Short exercise: Pictures do not belong in the copy, so please give every entry below again exactly.

Supplied material:
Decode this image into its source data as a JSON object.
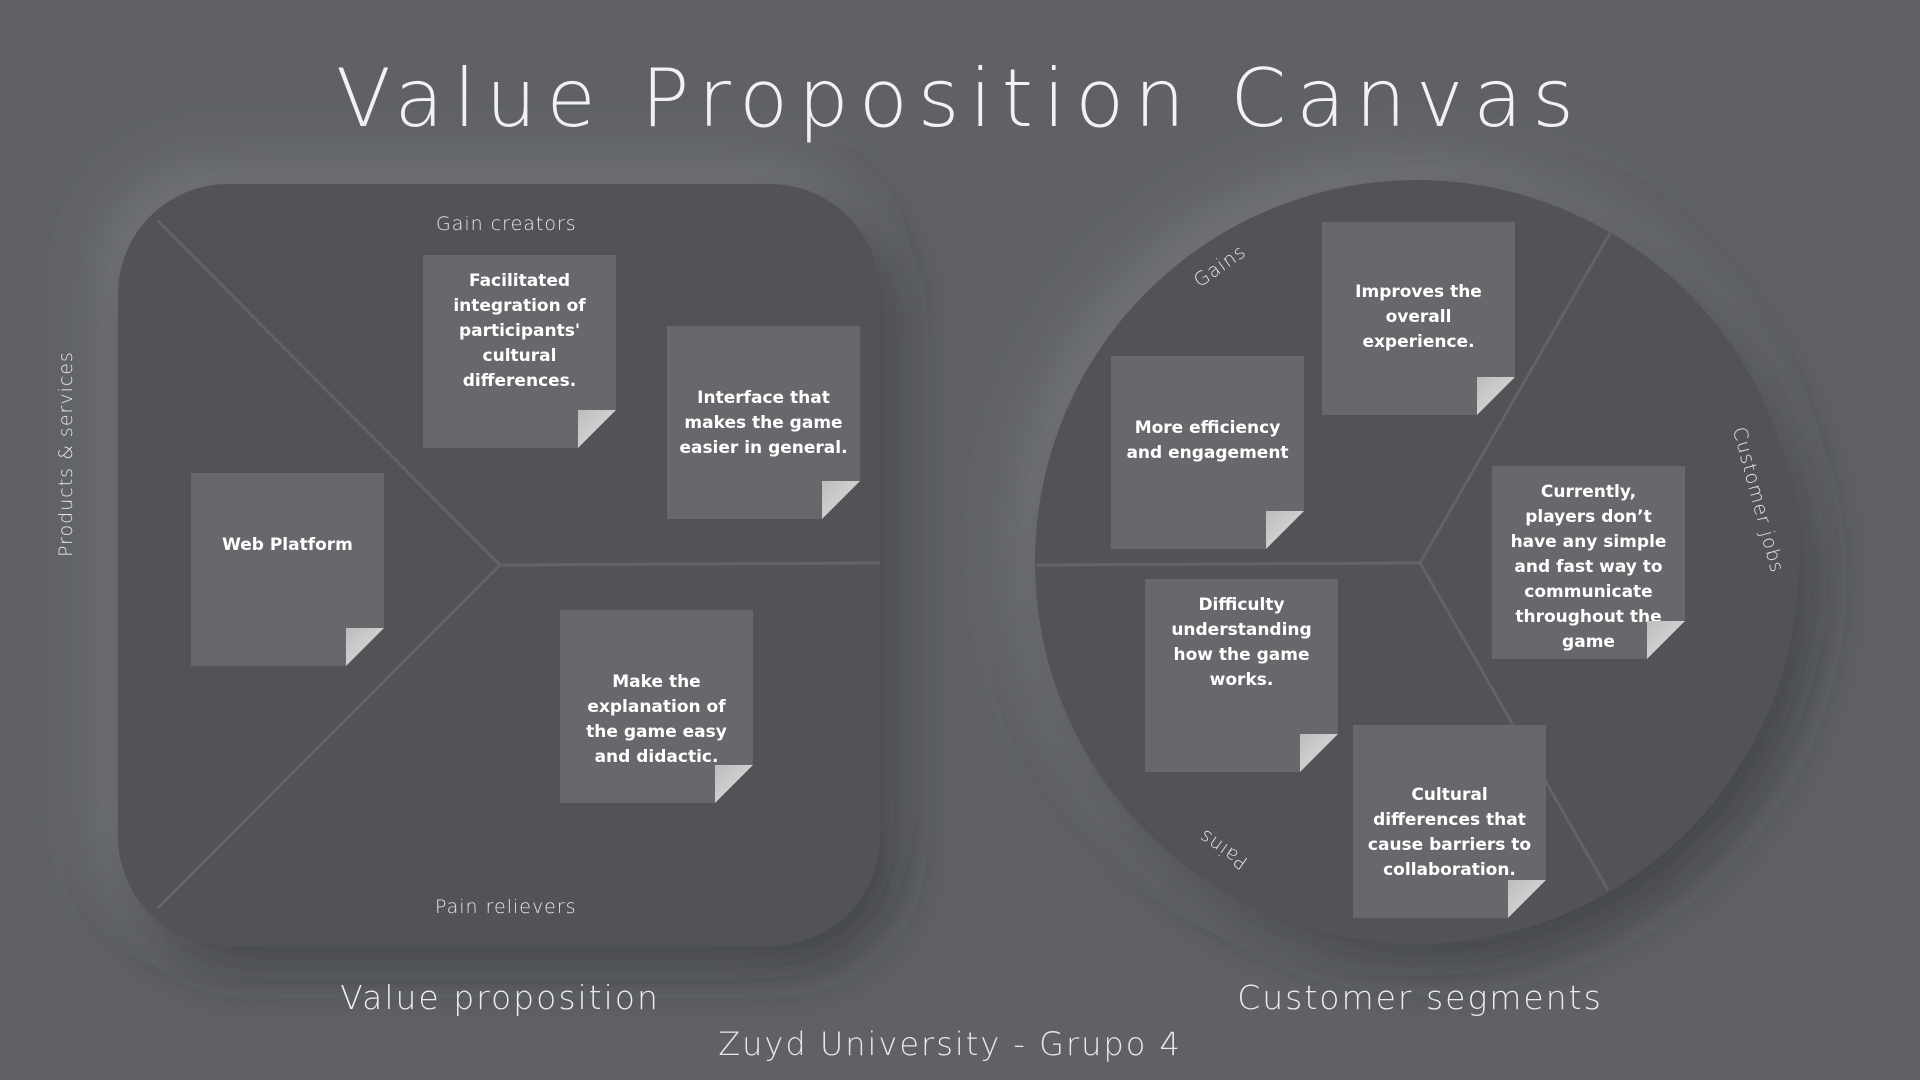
{
  "title": "Value Proposition Canvas",
  "value_proposition": {
    "caption": "Value proposition",
    "gain_creators_label": "Gain creators",
    "pain_relievers_label": "Pain relievers",
    "products_services_label": "Products & services",
    "notes": [
      {
        "id": "facilitated-integration",
        "text": "Facilitated integration of participants' cultural differences."
      },
      {
        "id": "interface-easier",
        "text": "Interface that makes the game easier in general."
      },
      {
        "id": "web-platform",
        "text": "Web Platform"
      },
      {
        "id": "make-explanation",
        "text": "Make the explanation of the game easy and didactic."
      }
    ]
  },
  "customer_segments": {
    "caption": "Customer segments",
    "gains_label": "Gains",
    "pains_label": "Pains",
    "customer_jobs_label": "Customer jobs",
    "notes": [
      {
        "id": "improves-experience",
        "text": "Improves the overall experience."
      },
      {
        "id": "efficiency-engagement",
        "text": "More efficiency and engagement"
      },
      {
        "id": "currently-players",
        "text": "Currently, players don’t have any simple and fast way to communicate throughout the game"
      },
      {
        "id": "difficulty-understanding",
        "text": "Difficulty understanding how the game works."
      },
      {
        "id": "cultural-barriers",
        "text": "Cultural differences that cause barriers to collaboration."
      }
    ]
  },
  "footer": "Zuyd University - Grupo 4",
  "colors": {
    "background": "#5f6166",
    "panel": "#515256",
    "note": "#67686c",
    "divider": "#626368"
  }
}
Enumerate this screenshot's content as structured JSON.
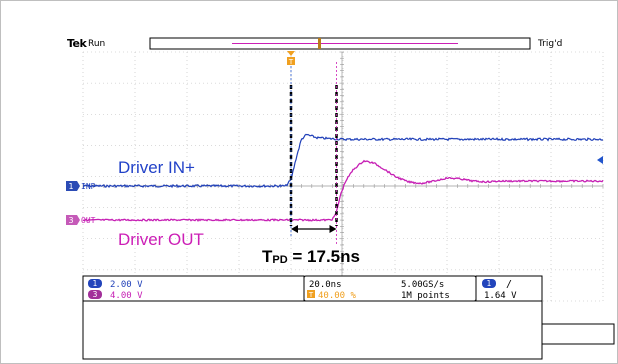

Answer to the problem:
Decode this image into its source data as a JSON object.
{
  "title": "Value Proposition Canvas",
  "value_proposition": {
    "caption": "Value proposition",
    "gain_creators_label": "Gain creators",
    "pain_relievers_label": "Pain relievers",
    "products_services_label": "Products & services",
    "notes": [
      {
        "id": "facilitated-integration",
        "text": "Facilitated integration of participants' cultural differences."
      },
      {
        "id": "interface-easier",
        "text": "Interface that makes the game easier in general."
      },
      {
        "id": "web-platform",
        "text": "Web Platform"
      },
      {
        "id": "make-explanation",
        "text": "Make the explanation of the game easy and didactic."
      }
    ]
  },
  "customer_segments": {
    "caption": "Customer segments",
    "gains_label": "Gains",
    "pains_label": "Pains",
    "customer_jobs_label": "Customer jobs",
    "notes": [
      {
        "id": "improves-experience",
        "text": "Improves the overall experience."
      },
      {
        "id": "efficiency-engagement",
        "text": "More efficiency and engagement"
      },
      {
        "id": "currently-players",
        "text": "Currently, players don’t have any simple and fast way to communicate throughout the game"
      },
      {
        "id": "difficulty-understanding",
        "text": "Difficulty understanding how the game works."
      },
      {
        "id": "cultural-barriers",
        "text": "Cultural differences that cause barriers to collaboration."
      }
    ]
  },
  "footer": "Zuyd University - Grupo 4",
  "colors": {
    "background": "#5f6166",
    "panel": "#515256",
    "note": "#67686c",
    "divider": "#626368"
  }
}
Enumerate this screenshot's content as structured JSON.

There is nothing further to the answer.